── Material shown ──

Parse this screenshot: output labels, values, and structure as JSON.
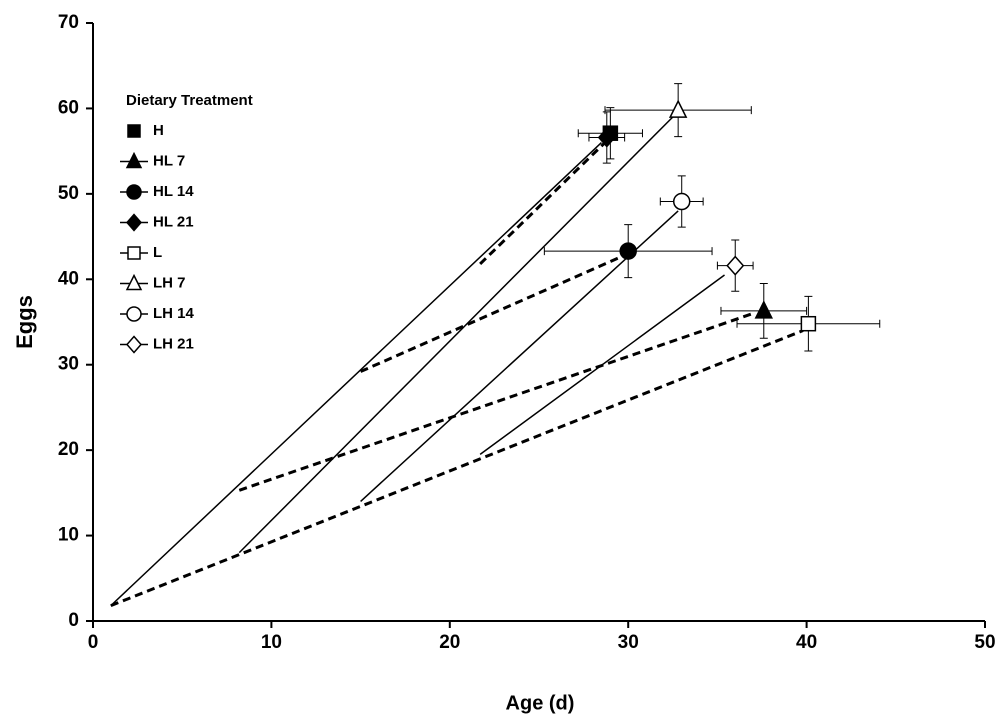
{
  "chart_data": {
    "type": "scatter",
    "x_label": "Age (d)",
    "y_label": "Eggs",
    "legend_title": "Dietary Treatment",
    "xlim": [
      0,
      50
    ],
    "ylim": [
      0,
      70
    ],
    "xticks": [
      0,
      10,
      20,
      30,
      40,
      50
    ],
    "yticks": [
      0,
      10,
      20,
      30,
      40,
      50,
      60,
      70
    ],
    "legend": "upper left",
    "color": "#000000",
    "series": [
      {
        "name": "H",
        "marker": "square",
        "filled": true,
        "x": [
          29.0
        ],
        "values": [
          57.1
        ],
        "xerr": [
          1.8
        ],
        "yerr": [
          3.0
        ]
      },
      {
        "name": "HL 7",
        "marker": "triangle",
        "filled": true,
        "x": [
          37.6
        ],
        "values": [
          36.3
        ],
        "xerr": [
          2.4
        ],
        "yerr": [
          3.2
        ]
      },
      {
        "name": "HL 14",
        "marker": "circle",
        "filled": true,
        "x": [
          30.0
        ],
        "values": [
          43.3
        ],
        "xerr": [
          4.7
        ],
        "yerr": [
          3.1
        ]
      },
      {
        "name": "HL 21",
        "marker": "diamond",
        "filled": true,
        "x": [
          28.8
        ],
        "values": [
          56.6
        ],
        "xerr": [
          1.0
        ],
        "yerr": [
          3.0
        ]
      },
      {
        "name": "L",
        "marker": "square",
        "filled": false,
        "x": [
          40.1
        ],
        "values": [
          34.8
        ],
        "xerr": [
          4.0
        ],
        "yerr": [
          3.2
        ]
      },
      {
        "name": "LH 7",
        "marker": "triangle",
        "filled": false,
        "x": [
          32.8
        ],
        "values": [
          59.8
        ],
        "xerr": [
          4.1
        ],
        "yerr": [
          3.1
        ]
      },
      {
        "name": "LH 14",
        "marker": "circle",
        "filled": false,
        "x": [
          33.0
        ],
        "values": [
          49.1
        ],
        "xerr": [
          1.2
        ],
        "yerr": [
          3.0
        ]
      },
      {
        "name": "LH 21",
        "marker": "diamond",
        "filled": false,
        "x": [
          36.0
        ],
        "values": [
          41.6
        ],
        "xerr": [
          1.0
        ],
        "yerr": [
          3.0
        ]
      }
    ],
    "fit_lines": [
      {
        "style": "solid",
        "x": [
          1.0,
          28.5
        ],
        "values": [
          1.8,
          56.0
        ]
      },
      {
        "style": "solid",
        "x": [
          8.2,
          32.5
        ],
        "values": [
          8.0,
          59.0
        ]
      },
      {
        "style": "solid",
        "x": [
          15.0,
          32.8
        ],
        "values": [
          14.0,
          48.0
        ]
      },
      {
        "style": "solid",
        "x": [
          21.7,
          35.4
        ],
        "values": [
          19.5,
          40.5
        ]
      },
      {
        "style": "dashed",
        "x": [
          1.0,
          39.8
        ],
        "values": [
          1.8,
          34.0
        ]
      },
      {
        "style": "dashed",
        "x": [
          8.2,
          37.0
        ],
        "values": [
          15.3,
          36.0
        ]
      },
      {
        "style": "dashed",
        "x": [
          15.0,
          30.0
        ],
        "values": [
          29.2,
          43.0
        ]
      },
      {
        "style": "dashed",
        "x": [
          21.7,
          28.7
        ],
        "values": [
          41.8,
          56.0
        ]
      }
    ]
  }
}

───

[Required work]
Write out the entries above word for word. Do not include the pictures.

[Result]
Parse this screenshot: output labels, values, and structure as JSON.
{
  "chart_data": {
    "type": "scatter",
    "x_label": "Age (d)",
    "y_label": "Eggs",
    "legend_title": "Dietary Treatment",
    "xlim": [
      0,
      50
    ],
    "ylim": [
      0,
      70
    ],
    "xticks": [
      0,
      10,
      20,
      30,
      40,
      50
    ],
    "yticks": [
      0,
      10,
      20,
      30,
      40,
      50,
      60,
      70
    ],
    "legend": "upper left",
    "color": "#000000",
    "series": [
      {
        "name": "H",
        "marker": "square",
        "filled": true,
        "x": [
          29.0
        ],
        "values": [
          57.1
        ],
        "xerr": [
          1.8
        ],
        "yerr": [
          3.0
        ]
      },
      {
        "name": "HL 7",
        "marker": "triangle",
        "filled": true,
        "x": [
          37.6
        ],
        "values": [
          36.3
        ],
        "xerr": [
          2.4
        ],
        "yerr": [
          3.2
        ]
      },
      {
        "name": "HL 14",
        "marker": "circle",
        "filled": true,
        "x": [
          30.0
        ],
        "values": [
          43.3
        ],
        "xerr": [
          4.7
        ],
        "yerr": [
          3.1
        ]
      },
      {
        "name": "HL 21",
        "marker": "diamond",
        "filled": true,
        "x": [
          28.8
        ],
        "values": [
          56.6
        ],
        "xerr": [
          1.0
        ],
        "yerr": [
          3.0
        ]
      },
      {
        "name": "L",
        "marker": "square",
        "filled": false,
        "x": [
          40.1
        ],
        "values": [
          34.8
        ],
        "xerr": [
          4.0
        ],
        "yerr": [
          3.2
        ]
      },
      {
        "name": "LH 7",
        "marker": "triangle",
        "filled": false,
        "x": [
          32.8
        ],
        "values": [
          59.8
        ],
        "xerr": [
          4.1
        ],
        "yerr": [
          3.1
        ]
      },
      {
        "name": "LH 14",
        "marker": "circle",
        "filled": false,
        "x": [
          33.0
        ],
        "values": [
          49.1
        ],
        "xerr": [
          1.2
        ],
        "yerr": [
          3.0
        ]
      },
      {
        "name": "LH 21",
        "marker": "diamond",
        "filled": false,
        "x": [
          36.0
        ],
        "values": [
          41.6
        ],
        "xerr": [
          1.0
        ],
        "yerr": [
          3.0
        ]
      }
    ],
    "fit_lines": [
      {
        "style": "solid",
        "x": [
          1.0,
          28.5
        ],
        "values": [
          1.8,
          56.0
        ]
      },
      {
        "style": "solid",
        "x": [
          8.2,
          32.5
        ],
        "values": [
          8.0,
          59.0
        ]
      },
      {
        "style": "solid",
        "x": [
          15.0,
          32.8
        ],
        "values": [
          14.0,
          48.0
        ]
      },
      {
        "style": "solid",
        "x": [
          21.7,
          35.4
        ],
        "values": [
          19.5,
          40.5
        ]
      },
      {
        "style": "dashed",
        "x": [
          1.0,
          39.8
        ],
        "values": [
          1.8,
          34.0
        ]
      },
      {
        "style": "dashed",
        "x": [
          8.2,
          37.0
        ],
        "values": [
          15.3,
          36.0
        ]
      },
      {
        "style": "dashed",
        "x": [
          15.0,
          30.0
        ],
        "values": [
          29.2,
          43.0
        ]
      },
      {
        "style": "dashed",
        "x": [
          21.7,
          28.7
        ],
        "values": [
          41.8,
          56.0
        ]
      }
    ]
  }
}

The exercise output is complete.